* Exercise brief:
Copy the data exactly as it appears, and do not include any pictures.
# # # # #
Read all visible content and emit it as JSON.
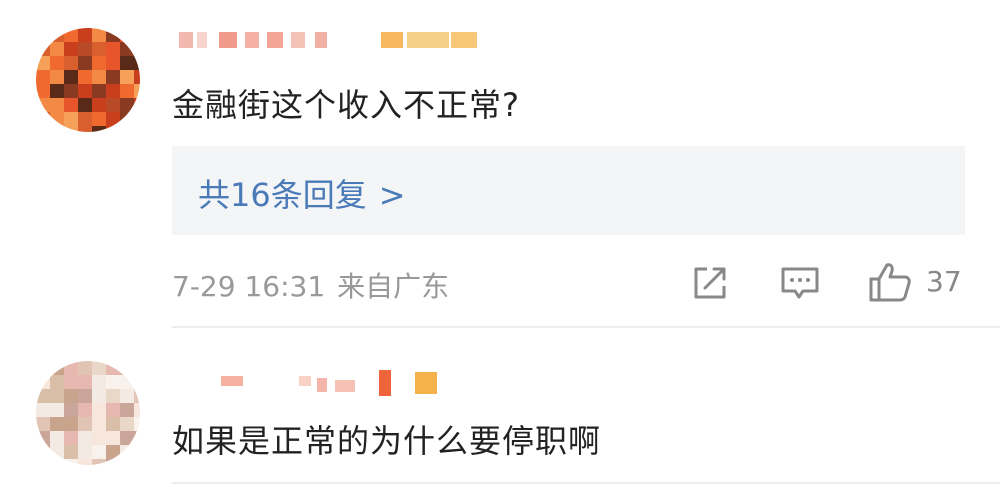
{
  "comments": [
    {
      "username": "",
      "text": "金融街这个收入不正常?",
      "replies_label": "共16条回复",
      "replies_chevron": ">",
      "date": "7-29 16:31",
      "location": "来自广东",
      "likes": "37",
      "icons": {
        "share": "share-icon",
        "reply": "comment-icon",
        "like": "thumbs-up-icon"
      }
    },
    {
      "username": "",
      "text": "如果是正常的为什么要停职啊"
    }
  ],
  "colors": {
    "link": "#4a7bb8",
    "text": "#222222",
    "meta": "#999999",
    "reply_bg": "#f4f5f7"
  }
}
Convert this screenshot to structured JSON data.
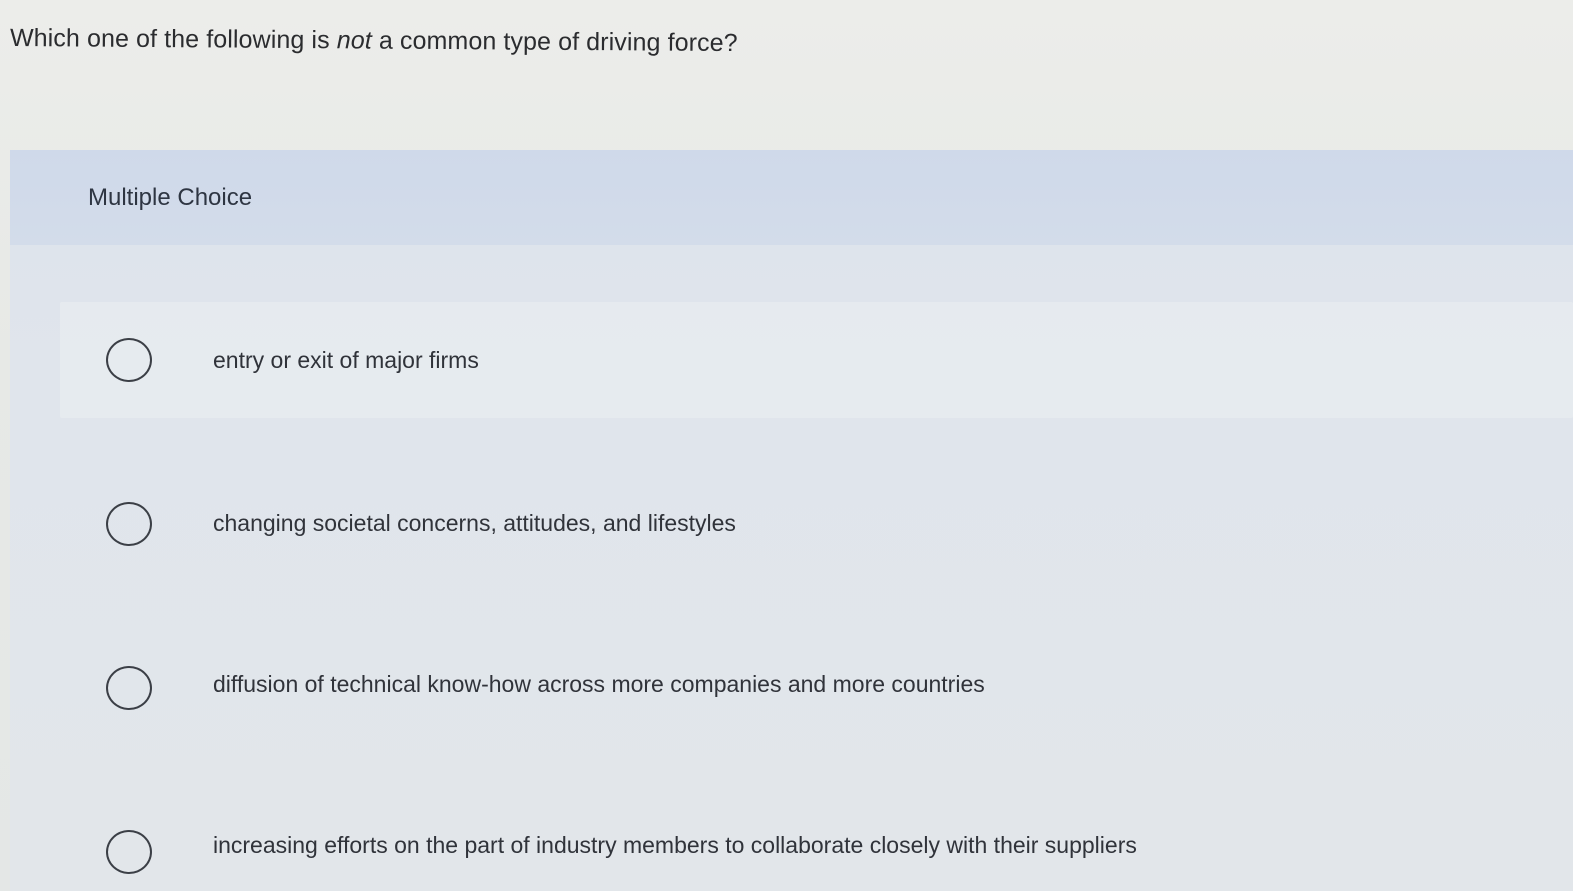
{
  "question": {
    "before": "Which one of the following is ",
    "emphasis": "not",
    "after": " a common type of driving force?"
  },
  "multiple_choice": {
    "header": "Multiple Choice",
    "options": [
      {
        "label": "entry or exit of major firms",
        "selected": false
      },
      {
        "label": "changing societal concerns, attitudes, and lifestyles",
        "selected": false
      },
      {
        "label": "diffusion of technical know-how across more companies and more countries",
        "selected": false
      },
      {
        "label": "increasing efforts on the part of industry members to collaborate closely with their suppliers",
        "selected": false
      }
    ]
  }
}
# # # # #
* Task result:
Read all visible content and emit it as JSON.
{
  "comments": [
    {
      "username": "",
      "text": "金融街这个收入不正常?",
      "replies_label": "共16条回复",
      "replies_chevron": ">",
      "date": "7-29 16:31",
      "location": "来自广东",
      "likes": "37",
      "icons": {
        "share": "share-icon",
        "reply": "comment-icon",
        "like": "thumbs-up-icon"
      }
    },
    {
      "username": "",
      "text": "如果是正常的为什么要停职啊"
    }
  ],
  "colors": {
    "link": "#4a7bb8",
    "text": "#222222",
    "meta": "#999999",
    "reply_bg": "#f4f5f7"
  }
}
Convert this screenshot to structured JSON data.
{
  "question": {
    "before": "Which one of the following is ",
    "emphasis": "not",
    "after": " a common type of driving force?"
  },
  "multiple_choice": {
    "header": "Multiple Choice",
    "options": [
      {
        "label": "entry or exit of major firms",
        "selected": false
      },
      {
        "label": "changing societal concerns, attitudes, and lifestyles",
        "selected": false
      },
      {
        "label": "diffusion of technical know-how across more companies and more countries",
        "selected": false
      },
      {
        "label": "increasing efforts on the part of industry members to collaborate closely with their suppliers",
        "selected": false
      }
    ]
  }
}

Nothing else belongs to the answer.